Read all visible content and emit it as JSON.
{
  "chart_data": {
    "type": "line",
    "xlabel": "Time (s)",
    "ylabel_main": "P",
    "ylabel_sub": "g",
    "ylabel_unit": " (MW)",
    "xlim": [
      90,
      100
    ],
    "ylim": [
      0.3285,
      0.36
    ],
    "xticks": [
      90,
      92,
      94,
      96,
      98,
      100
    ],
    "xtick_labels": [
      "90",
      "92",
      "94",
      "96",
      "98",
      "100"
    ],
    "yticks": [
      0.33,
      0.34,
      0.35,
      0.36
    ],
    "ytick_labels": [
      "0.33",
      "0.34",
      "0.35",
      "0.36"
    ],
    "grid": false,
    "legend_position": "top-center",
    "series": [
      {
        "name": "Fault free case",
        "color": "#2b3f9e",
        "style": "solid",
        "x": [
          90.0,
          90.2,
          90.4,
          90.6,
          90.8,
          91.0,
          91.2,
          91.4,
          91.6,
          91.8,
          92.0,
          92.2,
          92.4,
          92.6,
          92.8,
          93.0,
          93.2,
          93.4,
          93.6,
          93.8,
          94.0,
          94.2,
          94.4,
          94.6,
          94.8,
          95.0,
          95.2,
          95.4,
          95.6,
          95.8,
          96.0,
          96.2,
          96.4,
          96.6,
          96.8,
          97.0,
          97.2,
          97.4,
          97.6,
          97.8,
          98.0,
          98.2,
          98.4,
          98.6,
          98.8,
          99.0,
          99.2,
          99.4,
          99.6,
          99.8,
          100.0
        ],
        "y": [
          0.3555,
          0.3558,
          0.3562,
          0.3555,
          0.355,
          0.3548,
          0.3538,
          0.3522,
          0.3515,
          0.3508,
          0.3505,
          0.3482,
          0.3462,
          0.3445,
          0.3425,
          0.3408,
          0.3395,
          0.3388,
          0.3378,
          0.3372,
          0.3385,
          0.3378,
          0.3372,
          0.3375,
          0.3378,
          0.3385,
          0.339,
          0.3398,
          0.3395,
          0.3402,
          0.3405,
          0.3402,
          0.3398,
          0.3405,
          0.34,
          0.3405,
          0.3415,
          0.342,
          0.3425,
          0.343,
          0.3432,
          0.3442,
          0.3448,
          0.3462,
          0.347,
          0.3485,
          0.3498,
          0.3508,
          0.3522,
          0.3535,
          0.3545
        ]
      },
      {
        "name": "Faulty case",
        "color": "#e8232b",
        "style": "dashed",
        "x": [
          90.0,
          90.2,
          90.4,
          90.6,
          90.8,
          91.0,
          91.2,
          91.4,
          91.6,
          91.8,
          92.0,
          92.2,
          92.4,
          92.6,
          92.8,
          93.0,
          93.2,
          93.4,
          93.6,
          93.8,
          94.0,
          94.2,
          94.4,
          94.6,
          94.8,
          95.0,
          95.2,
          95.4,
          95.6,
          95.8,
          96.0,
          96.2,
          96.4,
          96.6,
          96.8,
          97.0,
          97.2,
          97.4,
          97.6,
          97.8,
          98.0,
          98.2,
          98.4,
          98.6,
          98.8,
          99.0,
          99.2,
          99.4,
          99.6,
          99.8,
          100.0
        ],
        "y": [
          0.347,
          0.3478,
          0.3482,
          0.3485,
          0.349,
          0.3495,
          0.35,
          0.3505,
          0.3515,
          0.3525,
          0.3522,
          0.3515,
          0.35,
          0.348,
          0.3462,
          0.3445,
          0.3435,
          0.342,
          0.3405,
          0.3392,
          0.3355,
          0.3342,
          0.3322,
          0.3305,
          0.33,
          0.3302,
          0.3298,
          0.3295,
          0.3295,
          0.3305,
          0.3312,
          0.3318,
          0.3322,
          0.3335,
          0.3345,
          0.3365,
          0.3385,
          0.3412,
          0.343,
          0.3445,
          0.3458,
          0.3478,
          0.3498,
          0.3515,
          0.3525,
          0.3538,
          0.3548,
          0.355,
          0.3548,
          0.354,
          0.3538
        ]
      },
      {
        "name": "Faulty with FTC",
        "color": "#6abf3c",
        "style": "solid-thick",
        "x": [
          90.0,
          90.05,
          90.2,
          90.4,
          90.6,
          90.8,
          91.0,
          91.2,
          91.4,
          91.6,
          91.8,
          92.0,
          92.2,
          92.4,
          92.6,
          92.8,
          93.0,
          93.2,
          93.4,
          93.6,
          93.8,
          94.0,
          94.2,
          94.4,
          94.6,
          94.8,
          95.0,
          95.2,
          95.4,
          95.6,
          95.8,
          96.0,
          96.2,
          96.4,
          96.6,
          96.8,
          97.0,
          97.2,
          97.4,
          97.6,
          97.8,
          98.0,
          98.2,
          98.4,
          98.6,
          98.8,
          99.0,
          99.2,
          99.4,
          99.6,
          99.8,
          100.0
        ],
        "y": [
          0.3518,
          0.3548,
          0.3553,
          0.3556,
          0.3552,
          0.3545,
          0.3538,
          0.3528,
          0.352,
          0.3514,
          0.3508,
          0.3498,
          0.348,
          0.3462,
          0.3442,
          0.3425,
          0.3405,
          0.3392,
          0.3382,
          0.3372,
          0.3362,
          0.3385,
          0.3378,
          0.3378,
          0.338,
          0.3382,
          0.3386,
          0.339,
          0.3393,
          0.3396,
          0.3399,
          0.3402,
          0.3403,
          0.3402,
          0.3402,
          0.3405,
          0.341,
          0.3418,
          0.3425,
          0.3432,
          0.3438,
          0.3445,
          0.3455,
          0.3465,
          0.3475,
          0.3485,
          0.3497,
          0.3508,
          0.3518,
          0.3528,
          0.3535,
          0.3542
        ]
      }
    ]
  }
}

EXERCISE: Transcribe each entry precisely, missing none.

RESULT OF THIS TASK:
Read all visible content and emit it as JSON.
{
  "chart_data": {
    "type": "line",
    "xlabel": "Time (s)",
    "ylabel_main": "P",
    "ylabel_sub": "g",
    "ylabel_unit": " (MW)",
    "xlim": [
      90,
      100
    ],
    "ylim": [
      0.3285,
      0.36
    ],
    "xticks": [
      90,
      92,
      94,
      96,
      98,
      100
    ],
    "xtick_labels": [
      "90",
      "92",
      "94",
      "96",
      "98",
      "100"
    ],
    "yticks": [
      0.33,
      0.34,
      0.35,
      0.36
    ],
    "ytick_labels": [
      "0.33",
      "0.34",
      "0.35",
      "0.36"
    ],
    "grid": false,
    "legend_position": "top-center",
    "series": [
      {
        "name": "Fault free case",
        "color": "#2b3f9e",
        "style": "solid",
        "x": [
          90.0,
          90.2,
          90.4,
          90.6,
          90.8,
          91.0,
          91.2,
          91.4,
          91.6,
          91.8,
          92.0,
          92.2,
          92.4,
          92.6,
          92.8,
          93.0,
          93.2,
          93.4,
          93.6,
          93.8,
          94.0,
          94.2,
          94.4,
          94.6,
          94.8,
          95.0,
          95.2,
          95.4,
          95.6,
          95.8,
          96.0,
          96.2,
          96.4,
          96.6,
          96.8,
          97.0,
          97.2,
          97.4,
          97.6,
          97.8,
          98.0,
          98.2,
          98.4,
          98.6,
          98.8,
          99.0,
          99.2,
          99.4,
          99.6,
          99.8,
          100.0
        ],
        "y": [
          0.3555,
          0.3558,
          0.3562,
          0.3555,
          0.355,
          0.3548,
          0.3538,
          0.3522,
          0.3515,
          0.3508,
          0.3505,
          0.3482,
          0.3462,
          0.3445,
          0.3425,
          0.3408,
          0.3395,
          0.3388,
          0.3378,
          0.3372,
          0.3385,
          0.3378,
          0.3372,
          0.3375,
          0.3378,
          0.3385,
          0.339,
          0.3398,
          0.3395,
          0.3402,
          0.3405,
          0.3402,
          0.3398,
          0.3405,
          0.34,
          0.3405,
          0.3415,
          0.342,
          0.3425,
          0.343,
          0.3432,
          0.3442,
          0.3448,
          0.3462,
          0.347,
          0.3485,
          0.3498,
          0.3508,
          0.3522,
          0.3535,
          0.3545
        ]
      },
      {
        "name": "Faulty case",
        "color": "#e8232b",
        "style": "dashed",
        "x": [
          90.0,
          90.2,
          90.4,
          90.6,
          90.8,
          91.0,
          91.2,
          91.4,
          91.6,
          91.8,
          92.0,
          92.2,
          92.4,
          92.6,
          92.8,
          93.0,
          93.2,
          93.4,
          93.6,
          93.8,
          94.0,
          94.2,
          94.4,
          94.6,
          94.8,
          95.0,
          95.2,
          95.4,
          95.6,
          95.8,
          96.0,
          96.2,
          96.4,
          96.6,
          96.8,
          97.0,
          97.2,
          97.4,
          97.6,
          97.8,
          98.0,
          98.2,
          98.4,
          98.6,
          98.8,
          99.0,
          99.2,
          99.4,
          99.6,
          99.8,
          100.0
        ],
        "y": [
          0.347,
          0.3478,
          0.3482,
          0.3485,
          0.349,
          0.3495,
          0.35,
          0.3505,
          0.3515,
          0.3525,
          0.3522,
          0.3515,
          0.35,
          0.348,
          0.3462,
          0.3445,
          0.3435,
          0.342,
          0.3405,
          0.3392,
          0.3355,
          0.3342,
          0.3322,
          0.3305,
          0.33,
          0.3302,
          0.3298,
          0.3295,
          0.3295,
          0.3305,
          0.3312,
          0.3318,
          0.3322,
          0.3335,
          0.3345,
          0.3365,
          0.3385,
          0.3412,
          0.343,
          0.3445,
          0.3458,
          0.3478,
          0.3498,
          0.3515,
          0.3525,
          0.3538,
          0.3548,
          0.355,
          0.3548,
          0.354,
          0.3538
        ]
      },
      {
        "name": "Faulty with FTC",
        "color": "#6abf3c",
        "style": "solid-thick",
        "x": [
          90.0,
          90.05,
          90.2,
          90.4,
          90.6,
          90.8,
          91.0,
          91.2,
          91.4,
          91.6,
          91.8,
          92.0,
          92.2,
          92.4,
          92.6,
          92.8,
          93.0,
          93.2,
          93.4,
          93.6,
          93.8,
          94.0,
          94.2,
          94.4,
          94.6,
          94.8,
          95.0,
          95.2,
          95.4,
          95.6,
          95.8,
          96.0,
          96.2,
          96.4,
          96.6,
          96.8,
          97.0,
          97.2,
          97.4,
          97.6,
          97.8,
          98.0,
          98.2,
          98.4,
          98.6,
          98.8,
          99.0,
          99.2,
          99.4,
          99.6,
          99.8,
          100.0
        ],
        "y": [
          0.3518,
          0.3548,
          0.3553,
          0.3556,
          0.3552,
          0.3545,
          0.3538,
          0.3528,
          0.352,
          0.3514,
          0.3508,
          0.3498,
          0.348,
          0.3462,
          0.3442,
          0.3425,
          0.3405,
          0.3392,
          0.3382,
          0.3372,
          0.3362,
          0.3385,
          0.3378,
          0.3378,
          0.338,
          0.3382,
          0.3386,
          0.339,
          0.3393,
          0.3396,
          0.3399,
          0.3402,
          0.3403,
          0.3402,
          0.3402,
          0.3405,
          0.341,
          0.3418,
          0.3425,
          0.3432,
          0.3438,
          0.3445,
          0.3455,
          0.3465,
          0.3475,
          0.3485,
          0.3497,
          0.3508,
          0.3518,
          0.3528,
          0.3535,
          0.3542
        ]
      }
    ]
  }
}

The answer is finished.